What to work on
Locate every line in the records below that holds the word "JSON" and return each one.

(Records that describe figures)
--------

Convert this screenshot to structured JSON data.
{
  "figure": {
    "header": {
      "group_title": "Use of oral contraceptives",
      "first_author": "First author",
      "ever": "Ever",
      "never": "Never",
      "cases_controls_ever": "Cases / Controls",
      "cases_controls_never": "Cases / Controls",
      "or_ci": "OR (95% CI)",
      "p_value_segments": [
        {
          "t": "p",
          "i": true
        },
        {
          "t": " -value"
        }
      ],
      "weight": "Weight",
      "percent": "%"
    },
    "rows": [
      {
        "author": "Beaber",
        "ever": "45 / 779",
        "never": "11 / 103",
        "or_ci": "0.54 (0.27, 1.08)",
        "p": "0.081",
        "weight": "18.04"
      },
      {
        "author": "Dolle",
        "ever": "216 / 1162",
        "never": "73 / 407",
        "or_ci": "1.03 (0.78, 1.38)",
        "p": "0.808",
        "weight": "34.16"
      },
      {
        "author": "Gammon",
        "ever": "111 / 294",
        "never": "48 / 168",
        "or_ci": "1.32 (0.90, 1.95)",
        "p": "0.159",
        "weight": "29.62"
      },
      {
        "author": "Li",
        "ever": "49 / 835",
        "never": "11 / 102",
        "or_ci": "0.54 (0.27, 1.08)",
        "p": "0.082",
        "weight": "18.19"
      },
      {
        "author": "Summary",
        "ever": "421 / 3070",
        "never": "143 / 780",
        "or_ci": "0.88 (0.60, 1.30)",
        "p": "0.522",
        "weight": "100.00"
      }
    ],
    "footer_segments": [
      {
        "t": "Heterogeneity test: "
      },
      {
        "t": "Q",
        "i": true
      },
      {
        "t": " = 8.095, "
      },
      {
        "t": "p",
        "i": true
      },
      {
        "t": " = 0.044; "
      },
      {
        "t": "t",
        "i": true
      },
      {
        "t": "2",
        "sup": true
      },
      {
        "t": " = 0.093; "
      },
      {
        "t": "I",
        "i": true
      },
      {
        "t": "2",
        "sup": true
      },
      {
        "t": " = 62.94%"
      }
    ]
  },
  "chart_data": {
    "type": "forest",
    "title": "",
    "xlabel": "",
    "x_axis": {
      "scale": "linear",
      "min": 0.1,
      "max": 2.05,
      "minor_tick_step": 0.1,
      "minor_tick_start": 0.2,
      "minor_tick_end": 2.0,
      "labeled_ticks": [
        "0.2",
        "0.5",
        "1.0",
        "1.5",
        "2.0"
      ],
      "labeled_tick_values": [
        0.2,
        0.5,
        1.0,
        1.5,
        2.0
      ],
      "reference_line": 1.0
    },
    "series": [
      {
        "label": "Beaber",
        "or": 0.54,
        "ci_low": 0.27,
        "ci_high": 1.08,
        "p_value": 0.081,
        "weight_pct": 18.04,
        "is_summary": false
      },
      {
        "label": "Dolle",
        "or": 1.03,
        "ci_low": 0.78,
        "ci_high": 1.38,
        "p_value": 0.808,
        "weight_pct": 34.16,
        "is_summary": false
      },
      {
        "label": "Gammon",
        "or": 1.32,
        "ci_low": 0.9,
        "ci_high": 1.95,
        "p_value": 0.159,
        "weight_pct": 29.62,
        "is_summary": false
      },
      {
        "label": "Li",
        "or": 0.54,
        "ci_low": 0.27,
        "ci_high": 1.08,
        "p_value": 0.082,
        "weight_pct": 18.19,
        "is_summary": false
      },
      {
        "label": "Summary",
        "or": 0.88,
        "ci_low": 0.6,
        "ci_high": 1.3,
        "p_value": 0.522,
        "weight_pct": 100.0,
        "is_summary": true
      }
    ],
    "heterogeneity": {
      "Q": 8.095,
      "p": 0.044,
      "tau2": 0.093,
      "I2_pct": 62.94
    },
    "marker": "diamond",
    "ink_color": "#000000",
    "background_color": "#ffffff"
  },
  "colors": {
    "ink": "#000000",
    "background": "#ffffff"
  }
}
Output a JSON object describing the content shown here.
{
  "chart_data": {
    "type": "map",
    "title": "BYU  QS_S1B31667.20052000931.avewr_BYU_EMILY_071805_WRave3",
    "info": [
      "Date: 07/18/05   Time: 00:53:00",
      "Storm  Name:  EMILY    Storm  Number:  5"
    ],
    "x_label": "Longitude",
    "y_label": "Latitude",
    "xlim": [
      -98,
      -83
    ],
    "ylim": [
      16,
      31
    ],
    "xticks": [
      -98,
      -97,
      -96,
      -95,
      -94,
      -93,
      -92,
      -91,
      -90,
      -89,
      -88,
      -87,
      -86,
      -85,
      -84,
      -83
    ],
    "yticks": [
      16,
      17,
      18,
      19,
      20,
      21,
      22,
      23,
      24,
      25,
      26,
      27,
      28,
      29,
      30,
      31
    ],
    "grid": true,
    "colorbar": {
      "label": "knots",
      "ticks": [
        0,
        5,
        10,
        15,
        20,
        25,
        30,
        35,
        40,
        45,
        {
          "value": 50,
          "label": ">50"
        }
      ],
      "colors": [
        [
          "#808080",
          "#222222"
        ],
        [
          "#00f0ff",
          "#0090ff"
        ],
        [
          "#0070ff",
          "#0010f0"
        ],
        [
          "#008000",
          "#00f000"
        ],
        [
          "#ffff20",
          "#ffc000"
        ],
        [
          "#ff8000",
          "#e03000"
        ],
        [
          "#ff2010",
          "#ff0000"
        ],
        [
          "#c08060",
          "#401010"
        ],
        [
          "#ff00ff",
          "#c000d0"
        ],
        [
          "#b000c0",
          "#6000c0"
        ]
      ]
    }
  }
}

--------

Response to the exercise
Convert this screenshot to structured JSON data.
Output a JSON object describing the content shown here.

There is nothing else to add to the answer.